Output the material beneath exactly, leaving nothing out.

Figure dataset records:
◆ ◆ ◆

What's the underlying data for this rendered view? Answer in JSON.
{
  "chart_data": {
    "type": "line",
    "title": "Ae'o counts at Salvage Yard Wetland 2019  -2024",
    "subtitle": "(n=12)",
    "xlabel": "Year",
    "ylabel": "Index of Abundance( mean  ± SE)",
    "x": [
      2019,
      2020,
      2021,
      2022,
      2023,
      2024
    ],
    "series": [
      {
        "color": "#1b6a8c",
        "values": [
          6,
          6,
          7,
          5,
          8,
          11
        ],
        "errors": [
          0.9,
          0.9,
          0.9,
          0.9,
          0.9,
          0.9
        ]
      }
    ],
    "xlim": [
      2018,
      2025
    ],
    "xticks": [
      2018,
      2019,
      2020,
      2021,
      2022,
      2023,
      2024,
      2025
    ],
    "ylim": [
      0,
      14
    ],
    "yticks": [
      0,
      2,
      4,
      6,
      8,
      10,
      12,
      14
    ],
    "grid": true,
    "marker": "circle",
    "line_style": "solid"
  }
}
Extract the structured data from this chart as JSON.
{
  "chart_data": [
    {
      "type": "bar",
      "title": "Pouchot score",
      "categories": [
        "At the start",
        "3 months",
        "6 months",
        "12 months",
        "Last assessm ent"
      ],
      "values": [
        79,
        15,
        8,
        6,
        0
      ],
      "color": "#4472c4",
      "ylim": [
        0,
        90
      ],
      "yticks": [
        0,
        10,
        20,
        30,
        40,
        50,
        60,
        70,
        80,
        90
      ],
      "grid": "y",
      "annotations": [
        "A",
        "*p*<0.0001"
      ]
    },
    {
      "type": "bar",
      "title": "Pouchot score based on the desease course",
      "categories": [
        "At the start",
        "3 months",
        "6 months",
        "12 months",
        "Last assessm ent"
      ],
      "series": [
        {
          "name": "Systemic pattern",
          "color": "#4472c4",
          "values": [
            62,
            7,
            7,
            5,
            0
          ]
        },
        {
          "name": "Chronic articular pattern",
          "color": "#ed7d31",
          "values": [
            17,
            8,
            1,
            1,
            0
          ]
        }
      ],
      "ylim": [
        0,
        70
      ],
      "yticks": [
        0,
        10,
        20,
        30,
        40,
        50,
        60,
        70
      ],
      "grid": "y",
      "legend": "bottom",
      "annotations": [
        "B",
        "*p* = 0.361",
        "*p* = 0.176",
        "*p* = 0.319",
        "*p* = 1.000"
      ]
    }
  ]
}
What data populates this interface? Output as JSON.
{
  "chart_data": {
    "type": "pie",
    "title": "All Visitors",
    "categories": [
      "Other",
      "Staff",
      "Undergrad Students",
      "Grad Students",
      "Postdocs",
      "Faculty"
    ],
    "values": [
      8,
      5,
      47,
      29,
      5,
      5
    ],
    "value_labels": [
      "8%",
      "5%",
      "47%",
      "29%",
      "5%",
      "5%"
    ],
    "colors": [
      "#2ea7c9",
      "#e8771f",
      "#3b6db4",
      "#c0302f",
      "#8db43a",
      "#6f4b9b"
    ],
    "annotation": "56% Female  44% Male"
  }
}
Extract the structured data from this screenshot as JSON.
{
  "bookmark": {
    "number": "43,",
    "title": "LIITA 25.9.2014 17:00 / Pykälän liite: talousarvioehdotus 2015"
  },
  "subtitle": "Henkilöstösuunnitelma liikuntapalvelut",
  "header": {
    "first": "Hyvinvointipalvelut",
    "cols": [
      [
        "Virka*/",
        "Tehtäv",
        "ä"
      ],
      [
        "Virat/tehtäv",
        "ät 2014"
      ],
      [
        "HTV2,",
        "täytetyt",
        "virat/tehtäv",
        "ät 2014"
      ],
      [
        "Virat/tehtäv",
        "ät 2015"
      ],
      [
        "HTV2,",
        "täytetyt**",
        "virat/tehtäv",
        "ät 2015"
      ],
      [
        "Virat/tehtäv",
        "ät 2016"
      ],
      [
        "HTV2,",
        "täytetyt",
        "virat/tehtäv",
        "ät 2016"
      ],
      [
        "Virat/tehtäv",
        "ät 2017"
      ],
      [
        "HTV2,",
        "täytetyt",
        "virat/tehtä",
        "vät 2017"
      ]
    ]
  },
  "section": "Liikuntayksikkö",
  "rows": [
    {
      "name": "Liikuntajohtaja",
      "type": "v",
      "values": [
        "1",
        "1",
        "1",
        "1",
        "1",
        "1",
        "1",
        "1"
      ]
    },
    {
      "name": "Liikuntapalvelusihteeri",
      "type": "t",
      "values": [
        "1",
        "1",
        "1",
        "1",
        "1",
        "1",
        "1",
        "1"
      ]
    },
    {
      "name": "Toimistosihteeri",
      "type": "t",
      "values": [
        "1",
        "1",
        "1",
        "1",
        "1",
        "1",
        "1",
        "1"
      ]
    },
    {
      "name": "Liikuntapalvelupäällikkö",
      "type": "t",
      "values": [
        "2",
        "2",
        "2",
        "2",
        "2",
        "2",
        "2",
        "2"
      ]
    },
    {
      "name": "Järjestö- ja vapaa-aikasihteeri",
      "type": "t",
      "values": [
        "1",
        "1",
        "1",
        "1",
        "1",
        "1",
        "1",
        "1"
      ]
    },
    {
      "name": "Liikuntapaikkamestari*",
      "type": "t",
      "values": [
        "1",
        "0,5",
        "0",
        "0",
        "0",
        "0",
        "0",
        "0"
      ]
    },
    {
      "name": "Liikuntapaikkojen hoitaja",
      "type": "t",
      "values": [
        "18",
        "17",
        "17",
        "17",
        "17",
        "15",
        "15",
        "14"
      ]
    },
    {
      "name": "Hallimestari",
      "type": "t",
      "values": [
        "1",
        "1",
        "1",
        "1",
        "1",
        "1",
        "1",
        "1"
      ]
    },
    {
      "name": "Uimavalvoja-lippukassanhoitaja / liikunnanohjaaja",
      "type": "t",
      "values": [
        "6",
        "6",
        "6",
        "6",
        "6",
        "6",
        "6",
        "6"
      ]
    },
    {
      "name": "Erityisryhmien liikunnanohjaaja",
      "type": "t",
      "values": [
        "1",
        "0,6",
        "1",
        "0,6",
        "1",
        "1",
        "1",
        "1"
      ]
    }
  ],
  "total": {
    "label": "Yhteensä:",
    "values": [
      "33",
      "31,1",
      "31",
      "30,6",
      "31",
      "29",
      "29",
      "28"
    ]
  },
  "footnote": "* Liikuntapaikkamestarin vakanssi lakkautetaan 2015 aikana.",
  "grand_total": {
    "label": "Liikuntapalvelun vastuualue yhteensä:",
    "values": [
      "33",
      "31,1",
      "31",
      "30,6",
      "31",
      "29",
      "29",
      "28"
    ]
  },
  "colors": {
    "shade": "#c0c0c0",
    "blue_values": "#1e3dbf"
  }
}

◆ ◆ ◆

**Solution to this exercise:**
What's the underlying data for this rendered view? Answer in JSON.
{
  "chart_data": {
    "type": "line",
    "title": "Ae'o counts at Salvage Yard Wetland 2019  -2024",
    "subtitle": "(n=12)",
    "xlabel": "Year",
    "ylabel": "Index of Abundance( mean  ± SE)",
    "x": [
      2019,
      2020,
      2021,
      2022,
      2023,
      2024
    ],
    "series": [
      {
        "color": "#1b6a8c",
        "values": [
          6,
          6,
          7,
          5,
          8,
          11
        ],
        "errors": [
          0.9,
          0.9,
          0.9,
          0.9,
          0.9,
          0.9
        ]
      }
    ],
    "xlim": [
      2018,
      2025
    ],
    "xticks": [
      2018,
      2019,
      2020,
      2021,
      2022,
      2023,
      2024,
      2025
    ],
    "ylim": [
      0,
      14
    ],
    "yticks": [
      0,
      2,
      4,
      6,
      8,
      10,
      12,
      14
    ],
    "grid": true,
    "marker": "circle",
    "line_style": "solid"
  }
}
Extract the structured data from this chart as JSON.
{
  "chart_data": [
    {
      "type": "bar",
      "title": "Pouchot score",
      "categories": [
        "At the start",
        "3 months",
        "6 months",
        "12 months",
        "Last assessm ent"
      ],
      "values": [
        79,
        15,
        8,
        6,
        0
      ],
      "color": "#4472c4",
      "ylim": [
        0,
        90
      ],
      "yticks": [
        0,
        10,
        20,
        30,
        40,
        50,
        60,
        70,
        80,
        90
      ],
      "grid": "y",
      "annotations": [
        "A",
        "*p*<0.0001"
      ]
    },
    {
      "type": "bar",
      "title": "Pouchot score based on the desease course",
      "categories": [
        "At the start",
        "3 months",
        "6 months",
        "12 months",
        "Last assessm ent"
      ],
      "series": [
        {
          "name": "Systemic pattern",
          "color": "#4472c4",
          "values": [
            62,
            7,
            7,
            5,
            0
          ]
        },
        {
          "name": "Chronic articular pattern",
          "color": "#ed7d31",
          "values": [
            17,
            8,
            1,
            1,
            0
          ]
        }
      ],
      "ylim": [
        0,
        70
      ],
      "yticks": [
        0,
        10,
        20,
        30,
        40,
        50,
        60,
        70
      ],
      "grid": "y",
      "legend": "bottom",
      "annotations": [
        "B",
        "*p* = 0.361",
        "*p* = 0.176",
        "*p* = 0.319",
        "*p* = 1.000"
      ]
    }
  ]
}
What data populates this interface? Output as JSON.
{
  "chart_data": {
    "type": "pie",
    "title": "All Visitors",
    "categories": [
      "Other",
      "Staff",
      "Undergrad Students",
      "Grad Students",
      "Postdocs",
      "Faculty"
    ],
    "values": [
      8,
      5,
      47,
      29,
      5,
      5
    ],
    "value_labels": [
      "8%",
      "5%",
      "47%",
      "29%",
      "5%",
      "5%"
    ],
    "colors": [
      "#2ea7c9",
      "#e8771f",
      "#3b6db4",
      "#c0302f",
      "#8db43a",
      "#6f4b9b"
    ],
    "annotation": "56% Female  44% Male"
  }
}
Extract the structured data from this screenshot as JSON.
{
  "bookmark": {
    "number": "43,",
    "title": "LIITA 25.9.2014 17:00 / Pykälän liite: talousarvioehdotus 2015"
  },
  "subtitle": "Henkilöstösuunnitelma liikuntapalvelut",
  "header": {
    "first": "Hyvinvointipalvelut",
    "cols": [
      [
        "Virka*/",
        "Tehtäv",
        "ä"
      ],
      [
        "Virat/tehtäv",
        "ät 2014"
      ],
      [
        "HTV2,",
        "täytetyt",
        "virat/tehtäv",
        "ät 2014"
      ],
      [
        "Virat/tehtäv",
        "ät 2015"
      ],
      [
        "HTV2,",
        "täytetyt**",
        "virat/tehtäv",
        "ät 2015"
      ],
      [
        "Virat/tehtäv",
        "ät 2016"
      ],
      [
        "HTV2,",
        "täytetyt",
        "virat/tehtäv",
        "ät 2016"
      ],
      [
        "Virat/tehtäv",
        "ät 2017"
      ],
      [
        "HTV2,",
        "täytetyt",
        "virat/tehtä",
        "vät 2017"
      ]
    ]
  },
  "section": "Liikuntayksikkö",
  "rows": [
    {
      "name": "Liikuntajohtaja",
      "type": "v",
      "values": [
        "1",
        "1",
        "1",
        "1",
        "1",
        "1",
        "1",
        "1"
      ]
    },
    {
      "name": "Liikuntapalvelusihteeri",
      "type": "t",
      "values": [
        "1",
        "1",
        "1",
        "1",
        "1",
        "1",
        "1",
        "1"
      ]
    },
    {
      "name": "Toimistosihteeri",
      "type": "t",
      "values": [
        "1",
        "1",
        "1",
        "1",
        "1",
        "1",
        "1",
        "1"
      ]
    },
    {
      "name": "Liikuntapalvelupäällikkö",
      "type": "t",
      "values": [
        "2",
        "2",
        "2",
        "2",
        "2",
        "2",
        "2",
        "2"
      ]
    },
    {
      "name": "Järjestö- ja vapaa-aikasihteeri",
      "type": "t",
      "values": [
        "1",
        "1",
        "1",
        "1",
        "1",
        "1",
        "1",
        "1"
      ]
    },
    {
      "name": "Liikuntapaikkamestari*",
      "type": "t",
      "values": [
        "1",
        "0,5",
        "0",
        "0",
        "0",
        "0",
        "0",
        "0"
      ]
    },
    {
      "name": "Liikuntapaikkojen hoitaja",
      "type": "t",
      "values": [
        "18",
        "17",
        "17",
        "17",
        "17",
        "15",
        "15",
        "14"
      ]
    },
    {
      "name": "Hallimestari",
      "type": "t",
      "values": [
        "1",
        "1",
        "1",
        "1",
        "1",
        "1",
        "1",
        "1"
      ]
    },
    {
      "name": "Uimavalvoja-lippukassanhoitaja / liikunnanohjaaja",
      "type": "t",
      "values": [
        "6",
        "6",
        "6",
        "6",
        "6",
        "6",
        "6",
        "6"
      ]
    },
    {
      "name": "Erityisryhmien liikunnanohjaaja",
      "type": "t",
      "values": [
        "1",
        "0,6",
        "1",
        "0,6",
        "1",
        "1",
        "1",
        "1"
      ]
    }
  ],
  "total": {
    "label": "Yhteensä:",
    "values": [
      "33",
      "31,1",
      "31",
      "30,6",
      "31",
      "29",
      "29",
      "28"
    ]
  },
  "footnote": "* Liikuntapaikkamestarin vakanssi lakkautetaan 2015 aikana.",
  "grand_total": {
    "label": "Liikuntapalvelun vastuualue yhteensä:",
    "values": [
      "33",
      "31,1",
      "31",
      "30,6",
      "31",
      "29",
      "29",
      "28"
    ]
  },
  "colors": {
    "shade": "#c0c0c0",
    "blue_values": "#1e3dbf"
  }
}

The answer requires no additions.